All entries below are to be set down again, identical to the source.

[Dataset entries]
★ ★ ★ ★
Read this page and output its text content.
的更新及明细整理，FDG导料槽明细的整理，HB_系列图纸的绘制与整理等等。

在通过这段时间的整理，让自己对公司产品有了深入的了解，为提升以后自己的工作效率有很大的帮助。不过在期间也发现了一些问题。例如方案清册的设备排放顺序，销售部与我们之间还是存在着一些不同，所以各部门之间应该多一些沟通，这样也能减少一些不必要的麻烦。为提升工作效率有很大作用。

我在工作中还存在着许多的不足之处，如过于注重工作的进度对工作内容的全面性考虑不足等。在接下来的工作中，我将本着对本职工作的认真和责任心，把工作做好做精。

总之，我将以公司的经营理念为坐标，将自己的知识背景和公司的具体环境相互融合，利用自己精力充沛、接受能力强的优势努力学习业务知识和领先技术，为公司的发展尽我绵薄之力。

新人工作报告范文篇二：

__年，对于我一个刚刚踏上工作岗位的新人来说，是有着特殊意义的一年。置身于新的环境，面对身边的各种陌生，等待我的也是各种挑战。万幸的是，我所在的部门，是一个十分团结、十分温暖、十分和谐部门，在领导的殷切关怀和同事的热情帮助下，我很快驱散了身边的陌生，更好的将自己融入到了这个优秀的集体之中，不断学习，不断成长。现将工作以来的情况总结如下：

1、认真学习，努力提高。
★ ★ ★ ★
• **SOLUTION FOR THIS EXERCISE**
Read this page and output its text content.
的更新及明细整理，FDG导料槽明细的整理，HB_系列图纸的绘制与整理等等。

在通过这段时间的整理，让自己对公司产品有了深入的了解，为提升以后自己的工作效率有很大的帮助。不过在期间也发现了一些问题。例如方案清册的设备排放顺序，销售部与我们之间还是存在着一些不同，所以各部门之间应该多一些沟通，这样也能减少一些不必要的麻烦。为提升工作效率有很大作用。

我在工作中还存在着许多的不足之处，如过于注重工作的进度对工作内容的全面性考虑不足等。在接下来的工作中，我将本着对本职工作的认真和责任心，把工作做好做精。

总之，我将以公司的经营理念为坐标，将自己的知识背景和公司的具体环境相互融合，利用自己精力充沛、接受能力强的优势努力学习业务知识和领先技术，为公司的发展尽我绵薄之力。

新人工作报告范文篇二：

__年，对于我一个刚刚踏上工作岗位的新人来说，是有着特殊意义的一年。置身于新的环境，面对身边的各种陌生，等待我的也是各种挑战。万幸的是，我所在的部门，是一个十分团结、十分温暖、十分和谐部门，在领导的殷切关怀和同事的热情帮助下，我很快驱散了身边的陌生，更好的将自己融入到了这个优秀的集体之中，不断学习，不断成长。现将工作以来的情况总结如下：

1、认真学习，努力提高。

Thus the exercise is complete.